**Instructions for the task:**
Transcribe the listing in full, excluding any pictures.
----- Stored records
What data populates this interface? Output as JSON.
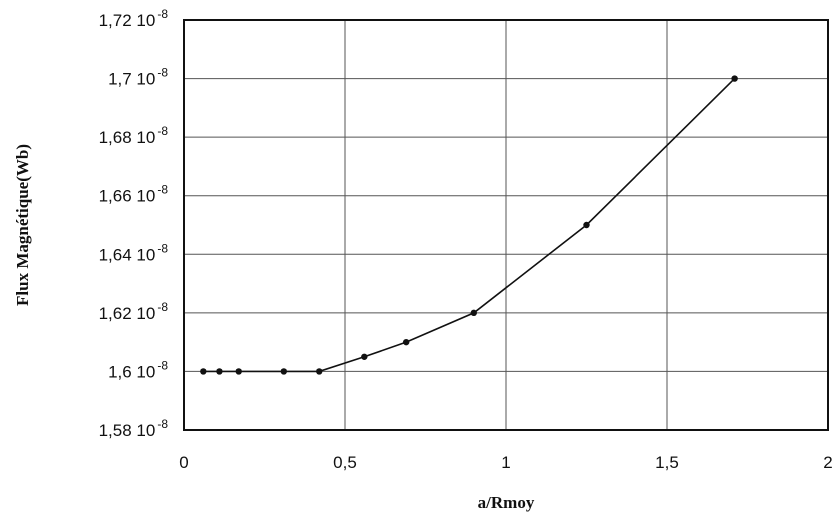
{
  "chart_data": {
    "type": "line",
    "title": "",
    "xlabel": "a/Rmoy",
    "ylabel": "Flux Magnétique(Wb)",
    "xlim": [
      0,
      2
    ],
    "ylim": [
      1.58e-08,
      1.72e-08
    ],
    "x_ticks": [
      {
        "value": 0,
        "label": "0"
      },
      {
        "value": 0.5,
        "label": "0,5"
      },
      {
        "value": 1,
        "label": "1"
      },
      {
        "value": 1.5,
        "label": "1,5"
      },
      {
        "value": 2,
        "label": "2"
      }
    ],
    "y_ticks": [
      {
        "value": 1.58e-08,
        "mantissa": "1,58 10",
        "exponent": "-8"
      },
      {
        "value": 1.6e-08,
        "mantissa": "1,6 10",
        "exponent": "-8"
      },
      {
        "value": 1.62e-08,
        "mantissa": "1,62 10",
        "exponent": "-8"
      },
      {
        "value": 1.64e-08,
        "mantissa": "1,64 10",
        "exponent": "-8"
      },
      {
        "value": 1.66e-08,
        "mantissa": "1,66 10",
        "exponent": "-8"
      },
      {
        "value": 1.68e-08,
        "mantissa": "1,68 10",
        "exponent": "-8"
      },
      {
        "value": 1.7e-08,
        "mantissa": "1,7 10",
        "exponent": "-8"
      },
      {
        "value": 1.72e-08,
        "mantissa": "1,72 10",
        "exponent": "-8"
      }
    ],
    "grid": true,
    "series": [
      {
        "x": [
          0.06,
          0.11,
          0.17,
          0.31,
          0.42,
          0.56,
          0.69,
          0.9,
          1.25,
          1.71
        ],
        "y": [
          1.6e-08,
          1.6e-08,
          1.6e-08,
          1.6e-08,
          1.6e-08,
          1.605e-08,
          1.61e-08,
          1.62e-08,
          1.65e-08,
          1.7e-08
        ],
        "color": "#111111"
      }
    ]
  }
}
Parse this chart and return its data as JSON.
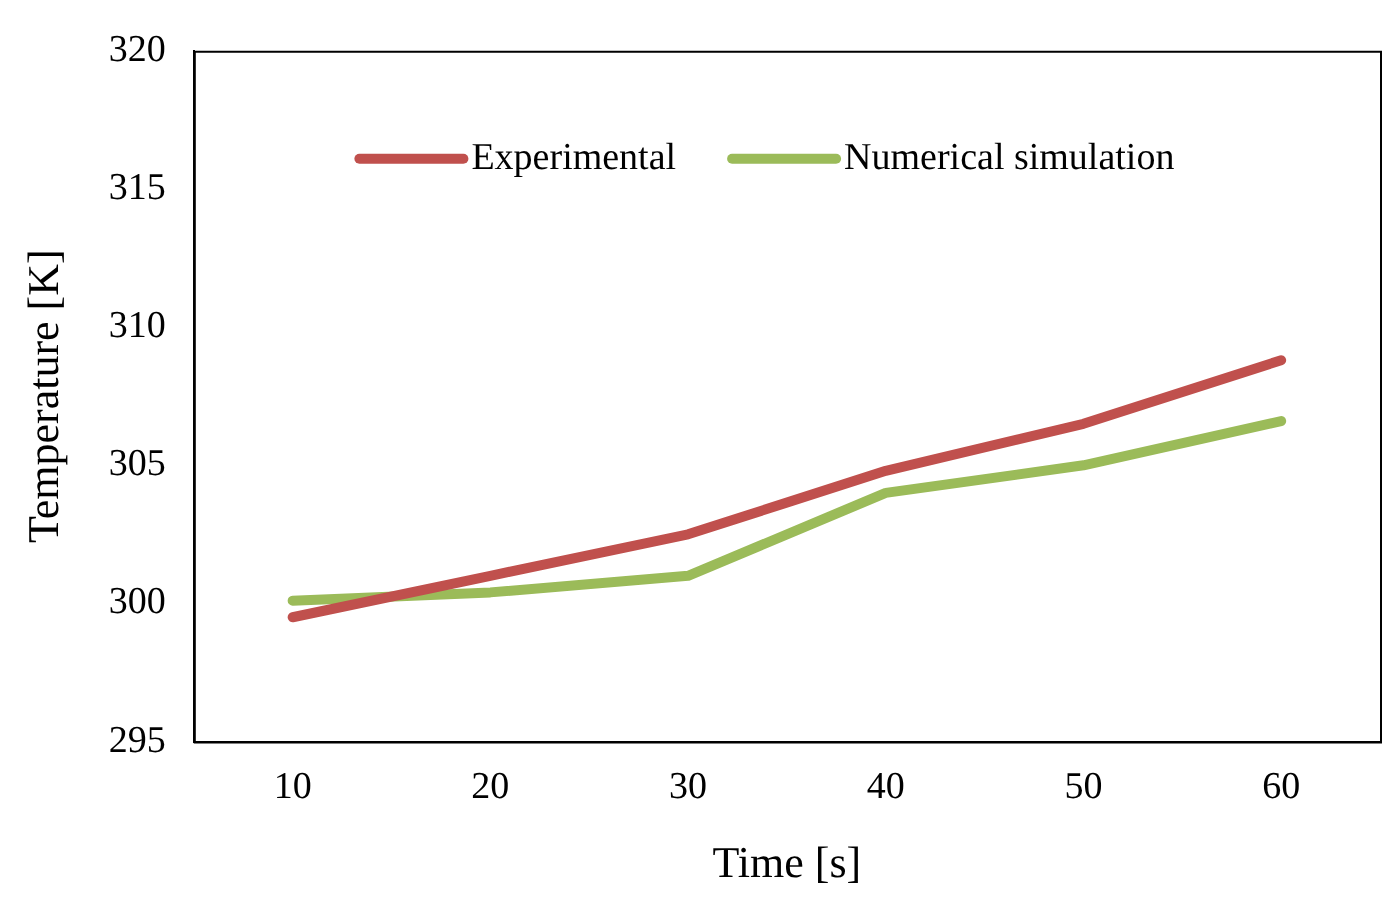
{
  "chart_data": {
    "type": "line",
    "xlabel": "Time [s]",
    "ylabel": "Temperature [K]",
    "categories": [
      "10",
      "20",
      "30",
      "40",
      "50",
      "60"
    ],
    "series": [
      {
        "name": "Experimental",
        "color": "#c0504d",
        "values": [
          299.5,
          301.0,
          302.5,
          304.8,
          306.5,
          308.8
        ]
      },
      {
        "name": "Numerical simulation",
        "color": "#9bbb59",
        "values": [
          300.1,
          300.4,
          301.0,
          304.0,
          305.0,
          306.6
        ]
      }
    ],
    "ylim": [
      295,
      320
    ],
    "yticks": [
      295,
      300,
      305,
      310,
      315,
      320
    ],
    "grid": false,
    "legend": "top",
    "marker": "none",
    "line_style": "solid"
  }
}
----------
**In response:**
What data populates this interface? Output as JSON.
{
  "chart_data": {
    "type": "line",
    "title": "",
    "xlabel": "a/Rmoy",
    "ylabel": "Flux Magnétique(Wb)",
    "xlim": [
      0,
      2
    ],
    "ylim": [
      1.58e-08,
      1.72e-08
    ],
    "x_ticks": [
      {
        "value": 0,
        "label": "0"
      },
      {
        "value": 0.5,
        "label": "0,5"
      },
      {
        "value": 1,
        "label": "1"
      },
      {
        "value": 1.5,
        "label": "1,5"
      },
      {
        "value": 2,
        "label": "2"
      }
    ],
    "y_ticks": [
      {
        "value": 1.58e-08,
        "mantissa": "1,58 10",
        "exponent": "-8"
      },
      {
        "value": 1.6e-08,
        "mantissa": "1,6 10",
        "exponent": "-8"
      },
      {
        "value": 1.62e-08,
        "mantissa": "1,62 10",
        "exponent": "-8"
      },
      {
        "value": 1.64e-08,
        "mantissa": "1,64 10",
        "exponent": "-8"
      },
      {
        "value": 1.66e-08,
        "mantissa": "1,66 10",
        "exponent": "-8"
      },
      {
        "value": 1.68e-08,
        "mantissa": "1,68 10",
        "exponent": "-8"
      },
      {
        "value": 1.7e-08,
        "mantissa": "1,7 10",
        "exponent": "-8"
      },
      {
        "value": 1.72e-08,
        "mantissa": "1,72 10",
        "exponent": "-8"
      }
    ],
    "grid": true,
    "series": [
      {
        "x": [
          0.06,
          0.11,
          0.17,
          0.31,
          0.42,
          0.56,
          0.69,
          0.9,
          1.25,
          1.71
        ],
        "y": [
          1.6e-08,
          1.6e-08,
          1.6e-08,
          1.6e-08,
          1.6e-08,
          1.605e-08,
          1.61e-08,
          1.62e-08,
          1.65e-08,
          1.7e-08
        ],
        "color": "#111111"
      }
    ]
  }
}
Parse this chart and return its data as JSON.
{
  "chart_data": {
    "type": "line",
    "xlabel": "Time [s]",
    "ylabel": "Temperature [K]",
    "categories": [
      "10",
      "20",
      "30",
      "40",
      "50",
      "60"
    ],
    "series": [
      {
        "name": "Experimental",
        "color": "#c0504d",
        "values": [
          299.5,
          301.0,
          302.5,
          304.8,
          306.5,
          308.8
        ]
      },
      {
        "name": "Numerical simulation",
        "color": "#9bbb59",
        "values": [
          300.1,
          300.4,
          301.0,
          304.0,
          305.0,
          306.6
        ]
      }
    ],
    "ylim": [
      295,
      320
    ],
    "yticks": [
      295,
      300,
      305,
      310,
      315,
      320
    ],
    "grid": false,
    "legend": "top",
    "marker": "none",
    "line_style": "solid"
  }
}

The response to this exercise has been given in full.